[Records about charts and figures]
■ ■ ■ ■ ■ ■ ■

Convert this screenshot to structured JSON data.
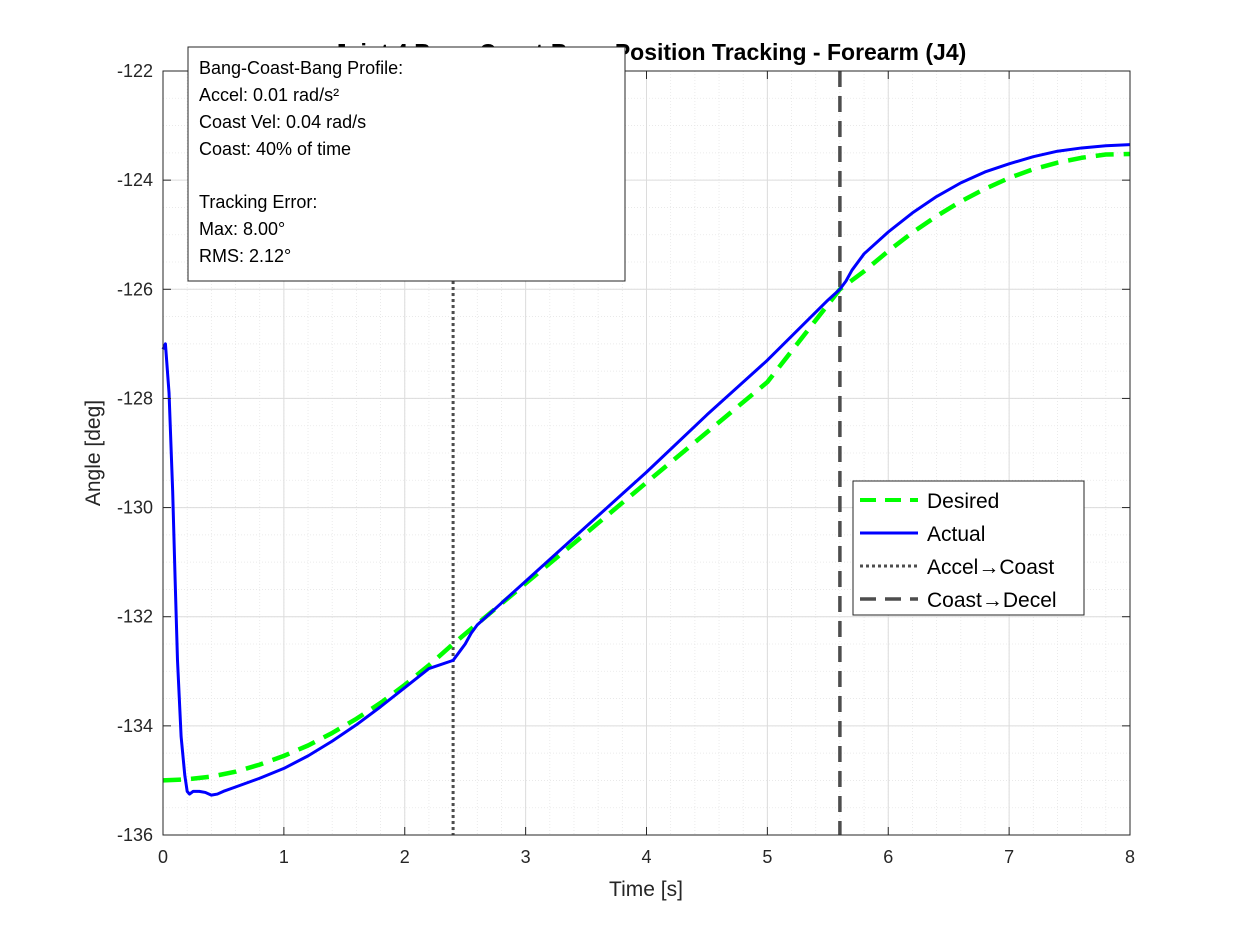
{
  "chart_data": {
    "type": "line",
    "title": "Joint 4 Bang-Coast-Bang Position Tracking - Forearm (J4)",
    "xlabel": "Time [s]",
    "ylabel": "Angle [deg]",
    "xlim": [
      0,
      8
    ],
    "ylim": [
      -136,
      -122
    ],
    "xticks": [
      0,
      1,
      2,
      3,
      4,
      5,
      6,
      7,
      8
    ],
    "xtick_labels": [
      "0",
      "1",
      "2",
      "3",
      "4",
      "5",
      "6",
      "7",
      "8"
    ],
    "yticks": [
      -136,
      -134,
      -132,
      -130,
      -128,
      -126,
      -124,
      -122
    ],
    "ytick_labels": [
      "-136",
      "-134",
      "-132",
      "-130",
      "-128",
      "-126",
      "-124",
      "-122"
    ],
    "grid": true,
    "minor_grid": true,
    "legend_position": "right-center",
    "series": [
      {
        "name": "Desired",
        "style": "dashed",
        "color": "#00ff00",
        "x": [
          0,
          0.2,
          0.4,
          0.6,
          0.8,
          1.0,
          1.2,
          1.4,
          1.6,
          1.8,
          2.0,
          2.2,
          2.4,
          2.6,
          2.8,
          3.0,
          3.5,
          4.0,
          4.5,
          5.0,
          5.6,
          5.8,
          6.0,
          6.2,
          6.4,
          6.6,
          6.8,
          7.0,
          7.2,
          7.4,
          7.6,
          7.8,
          8.0
        ],
        "y": [
          -135.0,
          -134.98,
          -134.93,
          -134.84,
          -134.71,
          -134.55,
          -134.36,
          -134.13,
          -133.87,
          -133.58,
          -133.25,
          -132.89,
          -132.5,
          -132.13,
          -131.76,
          -131.39,
          -130.47,
          -129.54,
          -128.62,
          -127.7,
          -126.0,
          -125.67,
          -125.3,
          -124.96,
          -124.66,
          -124.39,
          -124.16,
          -123.96,
          -123.8,
          -123.68,
          -123.59,
          -123.53,
          -123.52
        ]
      },
      {
        "name": "Actual",
        "style": "solid",
        "color": "#0000ff",
        "x": [
          0,
          0.02,
          0.05,
          0.08,
          0.1,
          0.12,
          0.15,
          0.18,
          0.2,
          0.22,
          0.25,
          0.3,
          0.35,
          0.4,
          0.45,
          0.5,
          0.6,
          0.7,
          0.8,
          1.0,
          1.2,
          1.4,
          1.6,
          1.8,
          2.0,
          2.2,
          2.4,
          2.45,
          2.5,
          2.55,
          2.6,
          2.7,
          2.8,
          3.0,
          3.5,
          4.0,
          4.5,
          5.0,
          5.5,
          5.6,
          5.65,
          5.7,
          5.8,
          6.0,
          6.2,
          6.4,
          6.6,
          6.8,
          7.0,
          7.2,
          7.4,
          7.6,
          7.8,
          8.0
        ],
        "y": [
          -127.1,
          -127.0,
          -127.9,
          -129.7,
          -131.3,
          -132.8,
          -134.2,
          -134.9,
          -135.2,
          -135.25,
          -135.2,
          -135.2,
          -135.22,
          -135.27,
          -135.25,
          -135.2,
          -135.12,
          -135.04,
          -134.96,
          -134.78,
          -134.55,
          -134.28,
          -133.98,
          -133.65,
          -133.3,
          -132.95,
          -132.8,
          -132.65,
          -132.5,
          -132.3,
          -132.15,
          -131.95,
          -131.75,
          -131.35,
          -130.35,
          -129.35,
          -128.3,
          -127.3,
          -126.2,
          -126.0,
          -125.85,
          -125.65,
          -125.35,
          -124.95,
          -124.6,
          -124.3,
          -124.05,
          -123.85,
          -123.7,
          -123.57,
          -123.47,
          -123.41,
          -123.37,
          -123.35
        ]
      }
    ],
    "vlines": [
      {
        "name": "Accel→Coast",
        "x": 2.4,
        "style": "dotted",
        "color": "#4d4d4d"
      },
      {
        "name": "Coast→Decel",
        "x": 5.6,
        "style": "dashed",
        "color": "#4d4d4d"
      }
    ],
    "annotation": {
      "lines": [
        "Bang-Coast-Bang Profile:",
        "Accel: 0.01 rad/s²",
        "Coast Vel: 0.04 rad/s",
        "Coast: 40% of time",
        "",
        "Tracking Error:",
        "Max: 8.00°",
        "RMS: 2.12°"
      ]
    },
    "legend_entries": [
      "Desired",
      "Actual",
      "Accel→Coast",
      "Coast→Decel"
    ]
  }
}
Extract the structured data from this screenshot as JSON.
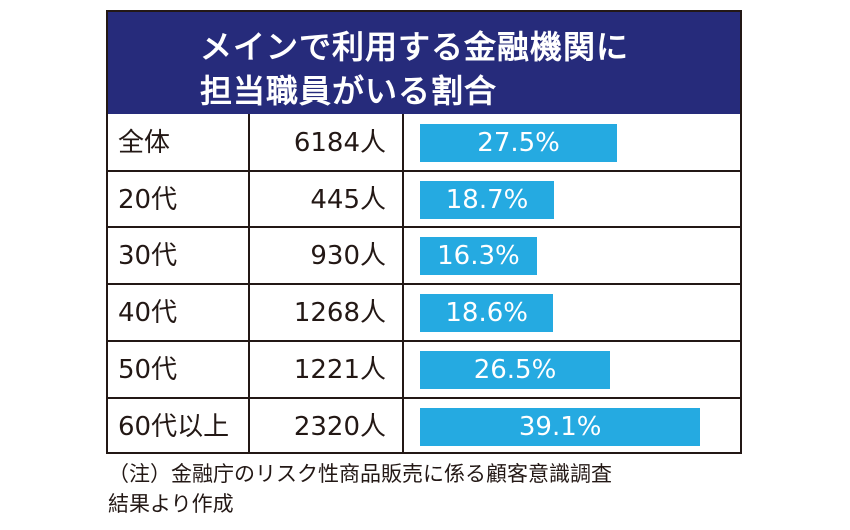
{
  "colors": {
    "title_bg": "#262b7b",
    "bar": "#25aae1",
    "border": "#231815"
  },
  "chart_data": {
    "type": "bar",
    "orientation": "horizontal",
    "title_lines": [
      "メインで利用する金融機関に",
      "担当職員がいる割合"
    ],
    "rows": [
      {
        "group": "全体",
        "count": "6184人",
        "value": 27.5,
        "label": "27.5%"
      },
      {
        "group": "20代",
        "count": "445人",
        "value": 18.7,
        "label": "18.7%"
      },
      {
        "group": "30代",
        "count": "930人",
        "value": 16.3,
        "label": "16.3%"
      },
      {
        "group": "40代",
        "count": "1268人",
        "value": 18.6,
        "label": "18.6%"
      },
      {
        "group": "50代",
        "count": "1221人",
        "value": 26.5,
        "label": "26.5%"
      },
      {
        "group": "60代以上",
        "count": "2320人",
        "value": 39.1,
        "label": "39.1%"
      }
    ],
    "unit": "%"
  },
  "note_lines": [
    "（注）金融庁のリスク性商品販売に係る顧客意識調査",
    "結果より作成"
  ]
}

■ ■ ■ ■ ■ ■ ■

Gather all lines with the string "screenshot" from the data.

§ CORRECT ANSWER
Convert this screenshot to structured JSON data.
Extract the structured data from this screenshot as JSON.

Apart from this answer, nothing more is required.